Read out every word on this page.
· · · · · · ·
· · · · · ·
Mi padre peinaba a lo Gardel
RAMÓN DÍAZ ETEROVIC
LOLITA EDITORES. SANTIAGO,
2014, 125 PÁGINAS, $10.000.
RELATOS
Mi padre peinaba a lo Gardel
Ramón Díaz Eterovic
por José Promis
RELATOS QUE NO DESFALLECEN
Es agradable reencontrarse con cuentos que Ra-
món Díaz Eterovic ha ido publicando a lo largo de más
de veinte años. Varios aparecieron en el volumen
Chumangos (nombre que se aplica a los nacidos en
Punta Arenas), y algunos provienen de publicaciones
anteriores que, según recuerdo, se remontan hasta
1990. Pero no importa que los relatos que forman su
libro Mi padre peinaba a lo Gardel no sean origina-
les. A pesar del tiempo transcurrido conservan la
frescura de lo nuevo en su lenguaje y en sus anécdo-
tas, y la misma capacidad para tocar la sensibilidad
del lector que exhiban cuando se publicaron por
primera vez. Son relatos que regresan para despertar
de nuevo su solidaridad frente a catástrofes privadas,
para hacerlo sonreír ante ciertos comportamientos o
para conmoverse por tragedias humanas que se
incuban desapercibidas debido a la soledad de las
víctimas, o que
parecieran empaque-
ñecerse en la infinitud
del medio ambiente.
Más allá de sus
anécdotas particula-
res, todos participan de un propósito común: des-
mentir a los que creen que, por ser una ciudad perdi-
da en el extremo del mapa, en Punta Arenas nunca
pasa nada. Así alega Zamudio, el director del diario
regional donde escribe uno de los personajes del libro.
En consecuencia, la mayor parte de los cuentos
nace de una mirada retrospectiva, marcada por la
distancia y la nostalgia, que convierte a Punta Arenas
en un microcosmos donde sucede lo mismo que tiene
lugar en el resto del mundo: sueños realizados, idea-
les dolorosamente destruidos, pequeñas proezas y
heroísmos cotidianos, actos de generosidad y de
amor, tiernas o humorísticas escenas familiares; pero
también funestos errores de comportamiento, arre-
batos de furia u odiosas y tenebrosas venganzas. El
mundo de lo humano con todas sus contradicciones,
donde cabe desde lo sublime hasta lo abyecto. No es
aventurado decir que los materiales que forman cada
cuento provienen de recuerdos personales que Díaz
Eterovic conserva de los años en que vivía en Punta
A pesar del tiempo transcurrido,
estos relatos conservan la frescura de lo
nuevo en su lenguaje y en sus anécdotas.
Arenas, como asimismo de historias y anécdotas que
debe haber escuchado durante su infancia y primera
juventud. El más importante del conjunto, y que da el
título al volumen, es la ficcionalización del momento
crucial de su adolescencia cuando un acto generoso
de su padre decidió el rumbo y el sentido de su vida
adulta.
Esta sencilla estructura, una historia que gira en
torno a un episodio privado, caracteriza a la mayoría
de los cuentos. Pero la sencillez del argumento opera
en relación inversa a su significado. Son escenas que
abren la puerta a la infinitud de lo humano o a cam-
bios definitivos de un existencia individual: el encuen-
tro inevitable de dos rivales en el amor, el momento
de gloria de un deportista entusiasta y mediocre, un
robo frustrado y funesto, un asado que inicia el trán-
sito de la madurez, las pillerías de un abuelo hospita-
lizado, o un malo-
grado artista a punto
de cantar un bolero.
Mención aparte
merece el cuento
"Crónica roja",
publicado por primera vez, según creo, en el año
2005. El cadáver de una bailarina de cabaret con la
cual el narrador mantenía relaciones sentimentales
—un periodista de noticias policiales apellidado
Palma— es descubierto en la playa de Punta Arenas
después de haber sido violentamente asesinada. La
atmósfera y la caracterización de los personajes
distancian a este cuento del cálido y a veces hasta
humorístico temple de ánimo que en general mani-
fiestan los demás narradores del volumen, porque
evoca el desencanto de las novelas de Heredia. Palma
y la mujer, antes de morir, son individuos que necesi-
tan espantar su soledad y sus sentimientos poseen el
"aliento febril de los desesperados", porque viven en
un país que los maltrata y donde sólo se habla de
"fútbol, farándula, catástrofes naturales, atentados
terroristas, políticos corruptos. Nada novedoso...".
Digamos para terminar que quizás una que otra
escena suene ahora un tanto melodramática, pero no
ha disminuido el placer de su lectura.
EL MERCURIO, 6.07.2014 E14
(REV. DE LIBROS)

Goal of the exercise:
Each line of the material above needs to be quoted exactly, please.

Finished task:
Read out every word on this page.
· · · · · · ·
· · · · · ·
Mi padre peinaba a lo Gardel
RAMÓN DÍAZ ETEROVIC
LOLITA EDITORES. SANTIAGO,
2014, 125 PÁGINAS, $10.000.
RELATOS
Mi padre peinaba a lo Gardel
Ramón Díaz Eterovic
por José Promis
RELATOS QUE NO DESFALLECEN
Es agradable reencontrarse con cuentos que Ra-
món Díaz Eterovic ha ido publicando a lo largo de más
de veinte años. Varios aparecieron en el volumen
Chumangos (nombre que se aplica a los nacidos en
Punta Arenas), y algunos provienen de publicaciones
anteriores que, según recuerdo, se remontan hasta
1990. Pero no importa que los relatos que forman su
libro Mi padre peinaba a lo Gardel no sean origina-
les. A pesar del tiempo transcurrido conservan la
frescura de lo nuevo en su lenguaje y en sus anécdo-
tas, y la misma capacidad para tocar la sensibilidad
del lector que exhiban cuando se publicaron por
primera vez. Son relatos que regresan para despertar
de nuevo su solidaridad frente a catástrofes privadas,
para hacerlo sonreír ante ciertos comportamientos o
para conmoverse por tragedias humanas que se
incuban desapercibidas debido a la soledad de las
víctimas, o que
parecieran empaque-
ñecerse en la infinitud
del medio ambiente.
Más allá de sus
anécdotas particula-
res, todos participan de un propósito común: des-
mentir a los que creen que, por ser una ciudad perdi-
da en el extremo del mapa, en Punta Arenas nunca
pasa nada. Así alega Zamudio, el director del diario
regional donde escribe uno de los personajes del libro.
En consecuencia, la mayor parte de los cuentos
nace de una mirada retrospectiva, marcada por la
distancia y la nostalgia, que convierte a Punta Arenas
en un microcosmos donde sucede lo mismo que tiene
lugar en el resto del mundo: sueños realizados, idea-
les dolorosamente destruidos, pequeñas proezas y
heroísmos cotidianos, actos de generosidad y de
amor, tiernas o humorísticas escenas familiares; pero
también funestos errores de comportamiento, arre-
batos de furia u odiosas y tenebrosas venganzas. El
mundo de lo humano con todas sus contradicciones,
donde cabe desde lo sublime hasta lo abyecto. No es
aventurado decir que los materiales que forman cada
cuento provienen de recuerdos personales que Díaz
Eterovic conserva de los años en que vivía en Punta
A pesar del tiempo transcurrido,
estos relatos conservan la frescura de lo
nuevo en su lenguaje y en sus anécdotas.
Arenas, como asimismo de historias y anécdotas que
debe haber escuchado durante su infancia y primera
juventud. El más importante del conjunto, y que da el
título al volumen, es la ficcionalización del momento
crucial de su adolescencia cuando un acto generoso
de su padre decidió el rumbo y el sentido de su vida
adulta.
Esta sencilla estructura, una historia que gira en
torno a un episodio privado, caracteriza a la mayoría
de los cuentos. Pero la sencillez del argumento opera
en relación inversa a su significado. Son escenas que
abren la puerta a la infinitud de lo humano o a cam-
bios definitivos de un existencia individual: el encuen-
tro inevitable de dos rivales en el amor, el momento
de gloria de un deportista entusiasta y mediocre, un
robo frustrado y funesto, un asado que inicia el trán-
sito de la madurez, las pillerías de un abuelo hospita-
lizado, o un malo-
grado artista a punto
de cantar un bolero.
Mención aparte
merece el cuento
"Crónica roja",
publicado por primera vez, según creo, en el año
2005. El cadáver de una bailarina de cabaret con la
cual el narrador mantenía relaciones sentimentales
—un periodista de noticias policiales apellidado
Palma— es descubierto en la playa de Punta Arenas
después de haber sido violentamente asesinada. La
atmósfera y la caracterización de los personajes
distancian a este cuento del cálido y a veces hasta
humorístico temple de ánimo que en general mani-
fiestan los demás narradores del volumen, porque
evoca el desencanto de las novelas de Heredia. Palma
y la mujer, antes de morir, son individuos que necesi-
tan espantar su soledad y sus sentimientos poseen el
"aliento febril de los desesperados", porque viven en
un país que los maltrata y donde sólo se habla de
"fútbol, farándula, catástrofes naturales, atentados
terroristas, políticos corruptos. Nada novedoso...".
Digamos para terminar que quizás una que otra
escena suene ahora un tanto melodramática, pero no
ha disminuido el placer de su lectura.
EL MERCURIO, 6.07.2014 E14
(REV. DE LIBROS)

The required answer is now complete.